ROWS:
-*-

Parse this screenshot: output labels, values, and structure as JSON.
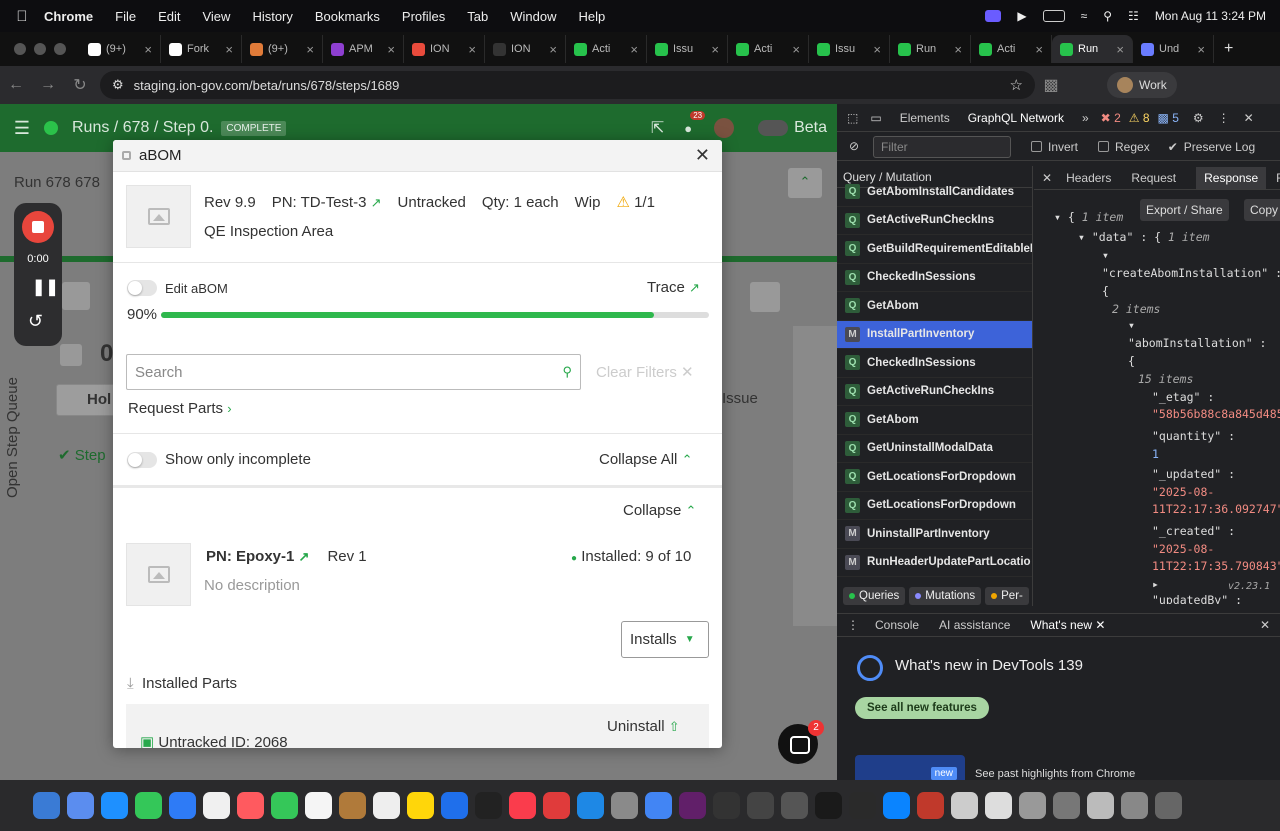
{
  "menubar": {
    "app": "Chrome",
    "items": [
      "File",
      "Edit",
      "View",
      "History",
      "Bookmarks",
      "Profiles",
      "Tab",
      "Window",
      "Help"
    ],
    "clock": "Mon Aug 11  3:24 PM"
  },
  "tabs": [
    {
      "label": "(9+)",
      "color": "#ffffff"
    },
    {
      "label": "Fork",
      "color": "#ffffff"
    },
    {
      "label": "(9+)",
      "color": "#e07b39"
    },
    {
      "label": "APM",
      "color": "#8e3fd1"
    },
    {
      "label": "ION",
      "color": "#e94b3c"
    },
    {
      "label": "ION",
      "color": "#333333"
    },
    {
      "label": "Acti",
      "color": "#27c24c"
    },
    {
      "label": "Issu",
      "color": "#27c24c"
    },
    {
      "label": "Acti",
      "color": "#27c24c"
    },
    {
      "label": "Issu",
      "color": "#27c24c"
    },
    {
      "label": "Run",
      "color": "#27c24c"
    },
    {
      "label": "Acti",
      "color": "#27c24c"
    },
    {
      "label": "Run",
      "color": "#27c24c",
      "active": true
    },
    {
      "label": "Und",
      "color": "#6a7cff"
    }
  ],
  "address": {
    "url": "staging.ion-gov.com/beta/runs/678/steps/1689",
    "profile": "Work"
  },
  "app_header": {
    "breadcrumb": "Runs / 678 / Step 0.",
    "status": "COMPLETE",
    "notifications": "23",
    "beta": "Beta"
  },
  "background": {
    "run_label": "Run  678   678",
    "open_step_queue": "Open Step Queue",
    "hol": "Hol",
    "issue": "Issue",
    "step": "Step",
    "big_zero": "0"
  },
  "recording": {
    "time": "0:00"
  },
  "modal": {
    "title": "aBOM",
    "part": {
      "rev": "Rev 9.9",
      "pn": "PN: TD-Test-3",
      "tracking": "Untracked",
      "qty": "Qty: 1 each",
      "status": "Wip",
      "warning": "1/1",
      "location": "QE Inspection Area"
    },
    "edit_label": "Edit aBOM",
    "trace_label": "Trace",
    "progress_label": "90%",
    "progress": 0.9,
    "search_placeholder": "Search",
    "clear_filters": "Clear Filters",
    "request_parts": "Request Parts",
    "show_incomplete": "Show only incomplete",
    "collapse_all": "Collapse All",
    "collapse": "Collapse",
    "item": {
      "pn": "PN: Epoxy-1",
      "rev": "Rev 1",
      "installed": "Installed: 9 of 10",
      "description": "No description"
    },
    "installs_btn": "Installs",
    "installed_parts": "Installed Parts",
    "uninstall": "Uninstall",
    "untracked_id": "Untracked ID: 2068"
  },
  "devtools": {
    "tabs": [
      "Elements",
      "GraphQL Network"
    ],
    "errors": "2",
    "warnings": "8",
    "info": "5",
    "filter_placeholder": "Filter",
    "invert": "Invert",
    "regex": "Regex",
    "preserve": "Preserve Log",
    "ops_header": "Query / Mutation",
    "operations": [
      {
        "type": "Q",
        "name": "GetAbomInstallCandidates"
      },
      {
        "type": "Q",
        "name": "GetActiveRunCheckIns"
      },
      {
        "type": "Q",
        "name": "GetBuildRequirementEditableI"
      },
      {
        "type": "Q",
        "name": "CheckedInSessions"
      },
      {
        "type": "Q",
        "name": "GetAbom"
      },
      {
        "type": "M",
        "name": "InstallPartInventory",
        "selected": true
      },
      {
        "type": "Q",
        "name": "CheckedInSessions"
      },
      {
        "type": "Q",
        "name": "GetActiveRunCheckIns"
      },
      {
        "type": "Q",
        "name": "GetAbom"
      },
      {
        "type": "Q",
        "name": "GetUninstallModalData"
      },
      {
        "type": "Q",
        "name": "GetLocationsForDropdown"
      },
      {
        "type": "Q",
        "name": "GetLocationsForDropdown"
      },
      {
        "type": "M",
        "name": "UninstallPartInventory"
      },
      {
        "type": "M",
        "name": "RunHeaderUpdatePartLocatio"
      }
    ],
    "resp_tabs": [
      "Headers",
      "Request",
      "Response",
      "R"
    ],
    "export": "Export / Share",
    "copy": "Copy",
    "json": {
      "l1": "{ ",
      "l1m": "1 item",
      "l2": "\"data\" : { ",
      "l2m": "1 item",
      "l3": "\"createAbomInstallation\" :",
      "l4": "{",
      "l5m": "2 items",
      "l6": "\"abomInstallation\" :",
      "l7": "{",
      "l8m": "15 items",
      "etag_k": "\"_etag\" :",
      "etag_v": "\"58b56b88c8a845d485",
      "qty_k": "\"quantity\" :",
      "qty_v": "1",
      "upd_k": "\"_updated\" :",
      "upd_v1": "\"2025-08-",
      "upd_v2": "11T22:17:36.092747\"",
      "cre_k": "\"_created\" :",
      "cre_v1": "\"2025-08-",
      "cre_v2": "11T22:17:35.790843\"",
      "updby_k": "\"updatedBy\" :",
      "version": "v2.23.1"
    },
    "filters": [
      "Queries",
      "Mutations",
      "Per-"
    ],
    "drawer_tabs": [
      "Console",
      "AI assistance",
      "What's new"
    ],
    "whats_new_title": "What's new in DevTools 139",
    "see_all": "See all new features",
    "new_badge": "new",
    "past": "See past highlights from Chrome"
  },
  "chat": {
    "badge": "2"
  },
  "dock": {
    "colors": [
      "#3a7bd5",
      "#5b8def",
      "#1e90ff",
      "#34c759",
      "#2e7bf6",
      "#f0f0f0",
      "#ff5a5f",
      "#35c759",
      "#f5f5f5",
      "#b07a3a",
      "#eeeeee",
      "#ffd60a",
      "#1f6feb",
      "#222222",
      "#fa3c4c",
      "#e03b3b",
      "#1e88e5",
      "#8a8a8a",
      "#4285f4",
      "#611f69",
      "#333333",
      "#444444",
      "#555555",
      "#1a1a1a",
      "#2a2a2a",
      "#0a84ff",
      "#c0392b",
      "#cccccc",
      "#dddddd",
      "#999999",
      "#777777",
      "#bbbbbb",
      "#888888",
      "#666666"
    ]
  }
}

-*-

Find "Untracked". Copy every line it occurs in.

TASK RESULT:
      "tracking": "Untracked",
    "untracked_id": "Untracked ID: 2068"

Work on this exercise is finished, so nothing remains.